* WRITTEN TASK *
Write out the listing below exactly, and omit any images you find in it.

* BEGIN RECORDED DATA *

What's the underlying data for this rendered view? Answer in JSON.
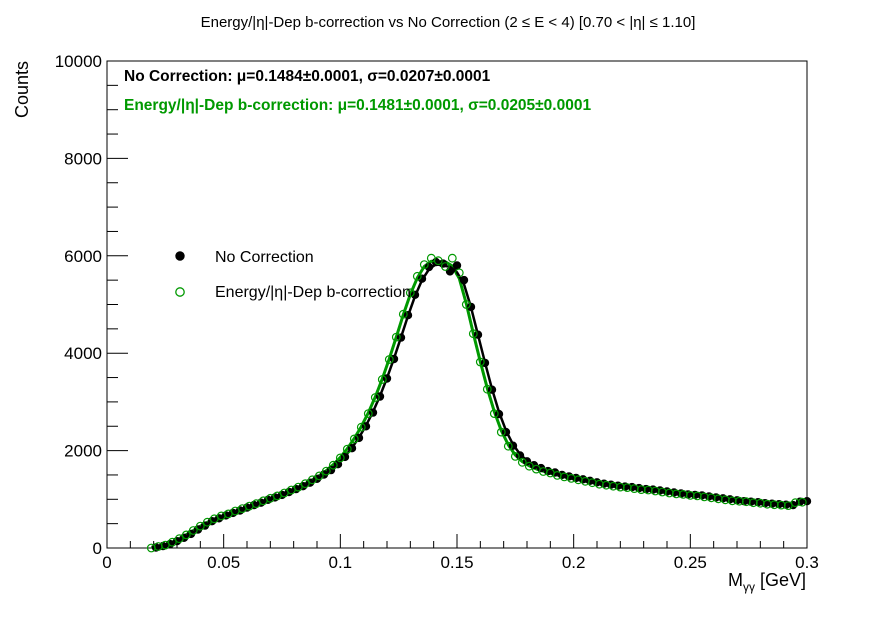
{
  "chart_data": {
    "type": "scatter",
    "title": "Energy/|η|-Dep b-correction vs No Correction   (2 ≤ E < 4)   [0.70 < |η| ≤ 1.10]",
    "xlabel": "M",
    "xlabel_sub": "γγ",
    "xlabel_unit": " [GeV]",
    "ylabel": "Counts",
    "xlim": [
      0,
      0.3
    ],
    "ylim": [
      0,
      10000
    ],
    "x_ticks": [
      {
        "value": 0,
        "label": "0"
      },
      {
        "value": 0.05,
        "label": "0.05"
      },
      {
        "value": 0.1,
        "label": "0.1"
      },
      {
        "value": 0.15,
        "label": "0.15"
      },
      {
        "value": 0.2,
        "label": "0.2"
      },
      {
        "value": 0.25,
        "label": "0.25"
      },
      {
        "value": 0.3,
        "label": "0.3"
      }
    ],
    "y_ticks": [
      {
        "value": 0,
        "label": "0"
      },
      {
        "value": 2000,
        "label": "2000"
      },
      {
        "value": 4000,
        "label": "4000"
      },
      {
        "value": 6000,
        "label": "6000"
      },
      {
        "value": 8000,
        "label": "8000"
      },
      {
        "value": 10000,
        "label": "10000"
      }
    ],
    "grid": false,
    "legend_position": "middle-left",
    "annotations": [
      {
        "text": "No Correction: μ=0.1484±0.0001, σ=0.0207±0.0001",
        "color": "#000000"
      },
      {
        "text": "Energy/|η|-Dep b-correction: μ=0.1481±0.0001, σ=0.0205±0.0001",
        "color": "#009900"
      }
    ],
    "series": [
      {
        "name": "No Correction",
        "color": "#000000",
        "marker": "filled-circle",
        "fit": {
          "mean": 0.1484,
          "sigma": 0.0207
        },
        "x": [
          0.021,
          0.024,
          0.027,
          0.03,
          0.033,
          0.036,
          0.039,
          0.042,
          0.045,
          0.048,
          0.051,
          0.054,
          0.057,
          0.06,
          0.063,
          0.066,
          0.069,
          0.072,
          0.075,
          0.078,
          0.081,
          0.084,
          0.087,
          0.09,
          0.093,
          0.096,
          0.099,
          0.102,
          0.105,
          0.108,
          0.111,
          0.114,
          0.117,
          0.12,
          0.123,
          0.126,
          0.129,
          0.132,
          0.135,
          0.138,
          0.141,
          0.144,
          0.147,
          0.15,
          0.153,
          0.156,
          0.159,
          0.162,
          0.165,
          0.168,
          0.171,
          0.174,
          0.177,
          0.18,
          0.183,
          0.186,
          0.189,
          0.192,
          0.195,
          0.198,
          0.201,
          0.204,
          0.207,
          0.21,
          0.213,
          0.216,
          0.219,
          0.222,
          0.225,
          0.228,
          0.231,
          0.234,
          0.237,
          0.24,
          0.243,
          0.246,
          0.249,
          0.252,
          0.255,
          0.258,
          0.261,
          0.264,
          0.267,
          0.27,
          0.273,
          0.276,
          0.279,
          0.282,
          0.285,
          0.288,
          0.291,
          0.294,
          0.297,
          0.3
        ],
        "y": [
          10,
          40,
          80,
          140,
          210,
          290,
          380,
          460,
          550,
          610,
          670,
          720,
          770,
          830,
          880,
          930,
          990,
          1040,
          1090,
          1150,
          1210,
          1270,
          1340,
          1420,
          1510,
          1600,
          1720,
          1870,
          2050,
          2260,
          2500,
          2780,
          3110,
          3480,
          3880,
          4320,
          4780,
          5200,
          5530,
          5770,
          5870,
          5840,
          5680,
          5800,
          5500,
          4950,
          4380,
          3800,
          3250,
          2750,
          2380,
          2100,
          1900,
          1780,
          1700,
          1640,
          1580,
          1550,
          1500,
          1470,
          1440,
          1410,
          1380,
          1350,
          1320,
          1300,
          1280,
          1260,
          1250,
          1230,
          1210,
          1200,
          1180,
          1160,
          1140,
          1120,
          1100,
          1090,
          1080,
          1060,
          1040,
          1020,
          1000,
          980,
          960,
          950,
          940,
          920,
          910,
          900,
          890,
          880,
          950,
          960
        ]
      },
      {
        "name": "Energy/|η|-Dep b-correction",
        "color": "#009900",
        "marker": "open-circle",
        "fit": {
          "mean": 0.1481,
          "sigma": 0.0205
        },
        "x": [
          0.019,
          0.022,
          0.025,
          0.028,
          0.031,
          0.034,
          0.037,
          0.04,
          0.043,
          0.046,
          0.049,
          0.052,
          0.055,
          0.058,
          0.061,
          0.064,
          0.067,
          0.07,
          0.073,
          0.076,
          0.079,
          0.082,
          0.085,
          0.088,
          0.091,
          0.094,
          0.097,
          0.1,
          0.103,
          0.106,
          0.109,
          0.112,
          0.115,
          0.118,
          0.121,
          0.124,
          0.127,
          0.13,
          0.133,
          0.136,
          0.139,
          0.142,
          0.145,
          0.148,
          0.151,
          0.154,
          0.157,
          0.16,
          0.163,
          0.166,
          0.169,
          0.172,
          0.175,
          0.178,
          0.181,
          0.184,
          0.187,
          0.19,
          0.193,
          0.196,
          0.199,
          0.202,
          0.205,
          0.208,
          0.211,
          0.214,
          0.217,
          0.22,
          0.223,
          0.226,
          0.229,
          0.232,
          0.235,
          0.238,
          0.241,
          0.244,
          0.247,
          0.25,
          0.253,
          0.256,
          0.259,
          0.262,
          0.265,
          0.268,
          0.271,
          0.274,
          0.277,
          0.28,
          0.283,
          0.286,
          0.289,
          0.292,
          0.295,
          0.298
        ],
        "y": [
          0,
          30,
          60,
          120,
          190,
          270,
          360,
          450,
          530,
          600,
          660,
          700,
          760,
          810,
          860,
          910,
          970,
          1020,
          1070,
          1130,
          1190,
          1250,
          1320,
          1400,
          1480,
          1580,
          1700,
          1850,
          2030,
          2240,
          2480,
          2760,
          3090,
          3460,
          3870,
          4330,
          4800,
          5240,
          5580,
          5820,
          5950,
          5900,
          5780,
          5950,
          5650,
          5000,
          4400,
          3820,
          3260,
          2760,
          2380,
          2090,
          1880,
          1760,
          1680,
          1620,
          1570,
          1540,
          1490,
          1460,
          1430,
          1400,
          1370,
          1340,
          1310,
          1290,
          1270,
          1250,
          1240,
          1220,
          1200,
          1190,
          1170,
          1150,
          1130,
          1110,
          1100,
          1080,
          1070,
          1050,
          1030,
          1010,
          990,
          970,
          960,
          950,
          930,
          920,
          900,
          890,
          880,
          870,
          930,
          940
        ]
      }
    ]
  }
}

* END RECORDED DATA *

* FULL OUTPUT *
What's the underlying data for this rendered view? Answer in JSON.
{
  "chart_data": {
    "type": "scatter",
    "title": "Energy/|η|-Dep b-correction vs No Correction   (2 ≤ E < 4)   [0.70 < |η| ≤ 1.10]",
    "xlabel": "M",
    "xlabel_sub": "γγ",
    "xlabel_unit": " [GeV]",
    "ylabel": "Counts",
    "xlim": [
      0,
      0.3
    ],
    "ylim": [
      0,
      10000
    ],
    "x_ticks": [
      {
        "value": 0,
        "label": "0"
      },
      {
        "value": 0.05,
        "label": "0.05"
      },
      {
        "value": 0.1,
        "label": "0.1"
      },
      {
        "value": 0.15,
        "label": "0.15"
      },
      {
        "value": 0.2,
        "label": "0.2"
      },
      {
        "value": 0.25,
        "label": "0.25"
      },
      {
        "value": 0.3,
        "label": "0.3"
      }
    ],
    "y_ticks": [
      {
        "value": 0,
        "label": "0"
      },
      {
        "value": 2000,
        "label": "2000"
      },
      {
        "value": 4000,
        "label": "4000"
      },
      {
        "value": 6000,
        "label": "6000"
      },
      {
        "value": 8000,
        "label": "8000"
      },
      {
        "value": 10000,
        "label": "10000"
      }
    ],
    "grid": false,
    "legend_position": "middle-left",
    "annotations": [
      {
        "text": "No Correction: μ=0.1484±0.0001, σ=0.0207±0.0001",
        "color": "#000000"
      },
      {
        "text": "Energy/|η|-Dep b-correction: μ=0.1481±0.0001, σ=0.0205±0.0001",
        "color": "#009900"
      }
    ],
    "series": [
      {
        "name": "No Correction",
        "color": "#000000",
        "marker": "filled-circle",
        "fit": {
          "mean": 0.1484,
          "sigma": 0.0207
        },
        "x": [
          0.021,
          0.024,
          0.027,
          0.03,
          0.033,
          0.036,
          0.039,
          0.042,
          0.045,
          0.048,
          0.051,
          0.054,
          0.057,
          0.06,
          0.063,
          0.066,
          0.069,
          0.072,
          0.075,
          0.078,
          0.081,
          0.084,
          0.087,
          0.09,
          0.093,
          0.096,
          0.099,
          0.102,
          0.105,
          0.108,
          0.111,
          0.114,
          0.117,
          0.12,
          0.123,
          0.126,
          0.129,
          0.132,
          0.135,
          0.138,
          0.141,
          0.144,
          0.147,
          0.15,
          0.153,
          0.156,
          0.159,
          0.162,
          0.165,
          0.168,
          0.171,
          0.174,
          0.177,
          0.18,
          0.183,
          0.186,
          0.189,
          0.192,
          0.195,
          0.198,
          0.201,
          0.204,
          0.207,
          0.21,
          0.213,
          0.216,
          0.219,
          0.222,
          0.225,
          0.228,
          0.231,
          0.234,
          0.237,
          0.24,
          0.243,
          0.246,
          0.249,
          0.252,
          0.255,
          0.258,
          0.261,
          0.264,
          0.267,
          0.27,
          0.273,
          0.276,
          0.279,
          0.282,
          0.285,
          0.288,
          0.291,
          0.294,
          0.297,
          0.3
        ],
        "y": [
          10,
          40,
          80,
          140,
          210,
          290,
          380,
          460,
          550,
          610,
          670,
          720,
          770,
          830,
          880,
          930,
          990,
          1040,
          1090,
          1150,
          1210,
          1270,
          1340,
          1420,
          1510,
          1600,
          1720,
          1870,
          2050,
          2260,
          2500,
          2780,
          3110,
          3480,
          3880,
          4320,
          4780,
          5200,
          5530,
          5770,
          5870,
          5840,
          5680,
          5800,
          5500,
          4950,
          4380,
          3800,
          3250,
          2750,
          2380,
          2100,
          1900,
          1780,
          1700,
          1640,
          1580,
          1550,
          1500,
          1470,
          1440,
          1410,
          1380,
          1350,
          1320,
          1300,
          1280,
          1260,
          1250,
          1230,
          1210,
          1200,
          1180,
          1160,
          1140,
          1120,
          1100,
          1090,
          1080,
          1060,
          1040,
          1020,
          1000,
          980,
          960,
          950,
          940,
          920,
          910,
          900,
          890,
          880,
          950,
          960
        ]
      },
      {
        "name": "Energy/|η|-Dep b-correction",
        "color": "#009900",
        "marker": "open-circle",
        "fit": {
          "mean": 0.1481,
          "sigma": 0.0205
        },
        "x": [
          0.019,
          0.022,
          0.025,
          0.028,
          0.031,
          0.034,
          0.037,
          0.04,
          0.043,
          0.046,
          0.049,
          0.052,
          0.055,
          0.058,
          0.061,
          0.064,
          0.067,
          0.07,
          0.073,
          0.076,
          0.079,
          0.082,
          0.085,
          0.088,
          0.091,
          0.094,
          0.097,
          0.1,
          0.103,
          0.106,
          0.109,
          0.112,
          0.115,
          0.118,
          0.121,
          0.124,
          0.127,
          0.13,
          0.133,
          0.136,
          0.139,
          0.142,
          0.145,
          0.148,
          0.151,
          0.154,
          0.157,
          0.16,
          0.163,
          0.166,
          0.169,
          0.172,
          0.175,
          0.178,
          0.181,
          0.184,
          0.187,
          0.19,
          0.193,
          0.196,
          0.199,
          0.202,
          0.205,
          0.208,
          0.211,
          0.214,
          0.217,
          0.22,
          0.223,
          0.226,
          0.229,
          0.232,
          0.235,
          0.238,
          0.241,
          0.244,
          0.247,
          0.25,
          0.253,
          0.256,
          0.259,
          0.262,
          0.265,
          0.268,
          0.271,
          0.274,
          0.277,
          0.28,
          0.283,
          0.286,
          0.289,
          0.292,
          0.295,
          0.298
        ],
        "y": [
          0,
          30,
          60,
          120,
          190,
          270,
          360,
          450,
          530,
          600,
          660,
          700,
          760,
          810,
          860,
          910,
          970,
          1020,
          1070,
          1130,
          1190,
          1250,
          1320,
          1400,
          1480,
          1580,
          1700,
          1850,
          2030,
          2240,
          2480,
          2760,
          3090,
          3460,
          3870,
          4330,
          4800,
          5240,
          5580,
          5820,
          5950,
          5900,
          5780,
          5950,
          5650,
          5000,
          4400,
          3820,
          3260,
          2760,
          2380,
          2090,
          1880,
          1760,
          1680,
          1620,
          1570,
          1540,
          1490,
          1460,
          1430,
          1400,
          1370,
          1340,
          1310,
          1290,
          1270,
          1250,
          1240,
          1220,
          1200,
          1190,
          1170,
          1150,
          1130,
          1110,
          1100,
          1080,
          1070,
          1050,
          1030,
          1010,
          990,
          970,
          960,
          950,
          930,
          920,
          900,
          890,
          880,
          870,
          930,
          940
        ]
      }
    ]
  }
}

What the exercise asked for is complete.